Scan the entries for lines with the word "Moderate" and copy those lines.
____
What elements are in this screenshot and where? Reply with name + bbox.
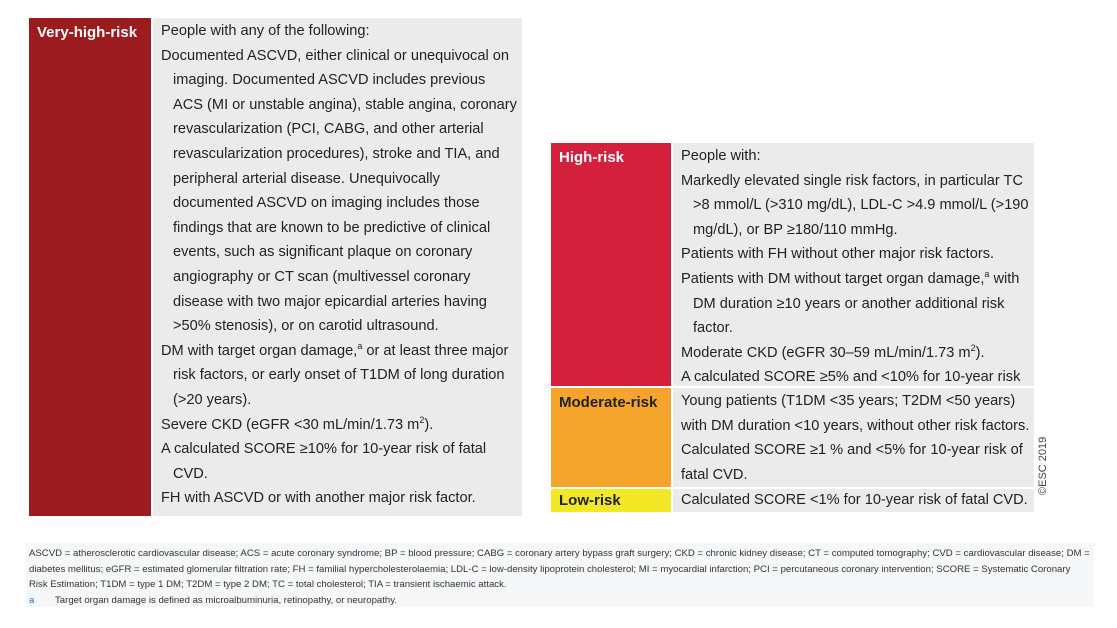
text: Moderate CKD (eGFR 30–59 mL/min/1.73 m (681, 344, 971, 361)
very-high-risk-table: Very-high-risk People with any of the fol… (29, 18, 522, 516)
superscript: a (357, 340, 363, 351)
risk-content: People with: Markedly elevated single ris… (673, 143, 1034, 410)
text: A calculated SCORE ≥10% for 10-year risk… (161, 441, 487, 482)
criterion: Severe CKD (eGFR <30 mL/min/1.73 m2). (161, 413, 518, 438)
risk-label: Moderate-risk (551, 388, 671, 487)
criterion: People with: (681, 144, 1030, 169)
text: People with any of the following: (161, 23, 370, 39)
text: with DM duration ≥10 years or another ad… (693, 270, 1020, 337)
criterion: DM with target organ damage,a or at leas… (161, 339, 518, 413)
text: Patients with FH without other major ris… (681, 246, 995, 263)
text: FH with ASCVD or with another major risk… (161, 490, 476, 507)
footnotes: ASCVD = atherosclerotic cardiovascular d… (26, 543, 1094, 607)
text: DM with target organ damage, (161, 342, 358, 359)
criterion: People with any of the following: (161, 19, 518, 44)
superscript: a (984, 269, 990, 280)
risk-content: Calculated SCORE <1% for 10-year risk of… (673, 489, 1034, 512)
text: or at least three major risk factors, or… (173, 342, 509, 408)
risk-content: Young patients (T1DM <35 years; T2DM <50… (673, 388, 1034, 487)
footnote-a: a Target organ damage is defined as micro… (29, 593, 1091, 609)
criterion: Markedly elevated single risk factors, i… (681, 169, 1030, 243)
text: ). (975, 344, 985, 361)
superscript: 2 (970, 342, 976, 353)
text: Calculated SCORE <1% for 10-year risk of… (681, 492, 1028, 508)
superscript: 2 (419, 414, 425, 425)
copyright: ©ESC 2019 (1037, 436, 1049, 495)
criterion: Young patients (T1DM <35 years; T2DM <50… (681, 389, 1030, 487)
criterion: A calculated SCORE ≥10% for 10-year risk… (161, 437, 518, 486)
risk-content: People with any of the following: Documen… (153, 18, 522, 516)
risk-label: Low-risk (551, 489, 671, 512)
criterion: Calculated SCORE <1% for 10-year risk of… (681, 489, 1030, 512)
criterion: Patients with DM without target organ da… (681, 267, 1030, 341)
risk-row: Low-risk Calculated SCORE <1% for 10-year… (551, 489, 1034, 512)
text: Severe CKD (eGFR <30 mL/min/1.73 m (161, 416, 420, 433)
criterion: Moderate CKD (eGFR 30–59 mL/min/1.73 m2)… (681, 341, 1030, 366)
risk-label: Very-high-risk (29, 18, 151, 516)
text: People with: (681, 148, 761, 164)
risk-table: High-risk People with: Markedly elevated s… (551, 143, 1034, 512)
text: Young patients (T1DM <35 years; T2DM <50… (681, 393, 1030, 483)
criterion: Documented ASCVD, either clinical or une… (161, 44, 518, 339)
risk-row: High-risk People with: Markedly elevated s… (551, 143, 1034, 410)
criterion: Patients with FH without other major ris… (681, 242, 1030, 267)
footnote-text: Target organ damage is defined as microa… (55, 594, 398, 606)
text: Patients with DM without target organ da… (681, 270, 985, 287)
text: Documented ASCVD, either clinical or une… (161, 47, 517, 335)
criterion: FH with ASCVD or with another major risk… (161, 486, 518, 511)
text: ). (424, 416, 434, 433)
risk-row: Moderate-risk Young patients (T1DM <35 ye… (551, 388, 1034, 487)
abbreviations: ASCVD = atherosclerotic cardiovascular d… (29, 548, 1090, 590)
footnote-marker: a (29, 594, 35, 606)
risk-label: High-risk (551, 143, 671, 386)
text: Markedly elevated single risk factors, i… (681, 172, 1029, 238)
risk-row: Very-high-risk People with any of the fol… (29, 18, 522, 516)
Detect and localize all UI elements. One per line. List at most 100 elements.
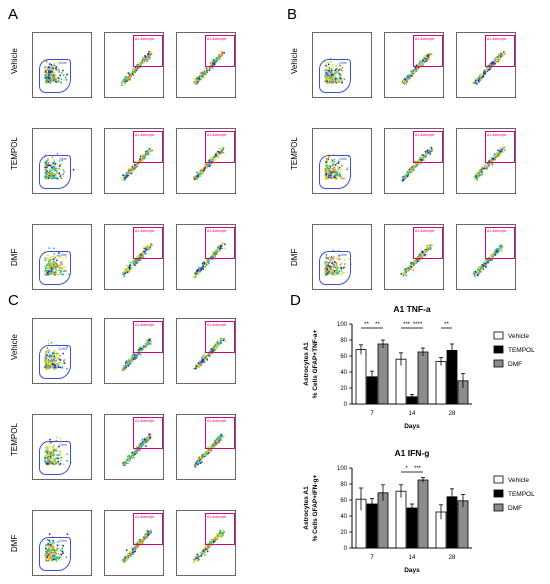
dot-plot: A1 astrocyte	[104, 224, 164, 290]
cells-gate	[39, 345, 71, 379]
legend-label: DMF	[508, 505, 522, 512]
y-tick-label: 80	[340, 482, 347, 488]
density-dots	[192, 242, 226, 279]
a1-astrocyte-gate	[133, 417, 163, 449]
bar	[446, 350, 458, 405]
a1-gate-label: A1 astrocyte	[487, 229, 507, 233]
density-dots	[472, 51, 507, 85]
bar	[406, 507, 418, 549]
bar	[366, 503, 378, 549]
cells-gate-label: Cells	[339, 157, 347, 161]
legend-swatch	[493, 489, 504, 498]
a1-astrocyte-gate	[133, 35, 163, 67]
dot-plot: Cells	[32, 414, 92, 480]
legend-label: TEMPOL	[508, 491, 535, 498]
a1-astrocyte-gate	[413, 35, 443, 67]
density-dots	[192, 529, 226, 564]
cells-gate-label: Cells	[59, 253, 67, 257]
density-dots	[121, 433, 152, 467]
a1-gate-label: A1 astrocyte	[135, 419, 155, 423]
a1-gate-label: A1 astrocyte	[207, 419, 227, 423]
density-dots	[121, 242, 153, 278]
dot-plot: Cells	[32, 128, 92, 194]
significance-label: **	[375, 322, 380, 328]
dot-plot: A1 astrocyte	[104, 510, 164, 576]
a1-gate-label: A1 astrocyte	[207, 133, 227, 137]
bar	[377, 343, 389, 405]
chart-title: A1 IFN-g	[395, 448, 430, 458]
dot-plot: Cells	[32, 224, 92, 290]
y-tick-label: 100	[337, 322, 348, 328]
density-dots	[401, 146, 434, 182]
bar	[355, 349, 367, 405]
cells-gate-label: Cells	[59, 443, 67, 447]
dot-plot: A1 astrocyte	[176, 510, 236, 576]
cells-gate-label: Cells	[59, 347, 67, 351]
x-tick-label: 7	[370, 555, 374, 561]
y-tick-label: 20	[340, 530, 347, 536]
x-axis-title: Days	[404, 567, 420, 574]
significance-label: ***	[414, 466, 422, 472]
panel-letter-d: D	[290, 292, 301, 309]
cells-gate	[39, 441, 71, 475]
bar	[457, 500, 469, 549]
significance-label: ***	[403, 322, 411, 328]
bar	[417, 351, 429, 405]
a1-astrocyte-gate	[205, 321, 235, 353]
dot-plot: A1 astrocyte	[176, 224, 236, 290]
cells-gate	[319, 251, 351, 285]
density-dots	[472, 244, 504, 278]
y-tick-label: 0	[344, 546, 348, 552]
legend-swatch	[493, 345, 504, 354]
dot-plot: A1 astrocyte	[104, 414, 164, 480]
cells-gate	[39, 155, 71, 189]
y-tick-label: 0	[344, 402, 348, 408]
a1-gate-label: A1 astrocyte	[207, 323, 227, 327]
row-label-dmf: DMF	[10, 534, 19, 552]
legend-label: Vehicle	[508, 477, 529, 484]
y-tick-label: 60	[340, 354, 347, 360]
y-axis-title: % Cells GFAP+IFN-g+	[312, 474, 319, 541]
dot-plot: A1 astrocyte	[104, 32, 164, 98]
row-label-vehicle: Vehicle	[10, 334, 19, 360]
legend-label: TEMPOL	[508, 347, 535, 354]
x-tick-label: 14	[409, 411, 416, 417]
dot-plot: A1 astrocyte	[384, 32, 444, 98]
bar	[395, 358, 407, 405]
a1-astrocyte-gate	[413, 131, 443, 163]
a1-astrocyte-gate	[485, 35, 515, 67]
y-tick-label: 60	[340, 498, 347, 504]
x-tick-label: 14	[409, 555, 416, 561]
y-tick-label: 40	[340, 514, 347, 520]
a1-astrocyte-gate	[205, 417, 235, 449]
dot-plot: A1 astrocyte	[176, 318, 236, 384]
dot-plot: Cells	[312, 224, 372, 290]
cells-gate	[39, 537, 71, 571]
density-dots	[121, 147, 154, 181]
bar	[435, 361, 447, 405]
density-dots	[193, 147, 225, 181]
dot-plot: A1 astrocyte	[176, 32, 236, 98]
cells-gate	[39, 59, 71, 93]
a1-astrocyte-gate	[205, 513, 235, 545]
a1-gate-label: A1 astrocyte	[207, 515, 227, 519]
a1-astrocyte-gate	[485, 131, 515, 163]
chart-title: A1 TNF-a	[393, 304, 431, 314]
cells-gate-label: Cells	[59, 539, 67, 543]
y-tick-label: 40	[340, 370, 347, 376]
cells-gate-label: Cells	[59, 157, 67, 161]
density-dots	[193, 337, 227, 370]
dot-plot: A1 astrocyte	[456, 224, 516, 290]
a1-gate-label: A1 astrocyte	[135, 37, 155, 41]
cells-gate-label: Cells	[339, 61, 347, 65]
bar	[395, 490, 407, 549]
dot-plot: A1 astrocyte	[176, 414, 236, 480]
y-axis-title: % Cells GFAP+TNF-a+	[312, 329, 319, 398]
a1-gate-label: A1 astrocyte	[415, 37, 435, 41]
significance-label: *	[405, 466, 408, 472]
a1-gate-label: A1 astrocyte	[487, 133, 507, 137]
a1-gate-label: A1 astrocyte	[135, 229, 155, 233]
a1-gate-label: A1 astrocyte	[135, 515, 155, 519]
x-tick-label: 28	[449, 555, 456, 561]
____
#### [PROBLEM SOLUTION]
text: Moderate CKD (eGFR 30–59 mL/min/1.73 m (681, 344, 971, 361)
risk-label: Moderate-risk (551, 388, 671, 487)
criterion: Moderate CKD (eGFR 30–59 mL/min/1.73 m2)… (681, 341, 1030, 366)
risk-row: Moderate-risk Young patients (T1DM <35 ye… (551, 388, 1034, 487)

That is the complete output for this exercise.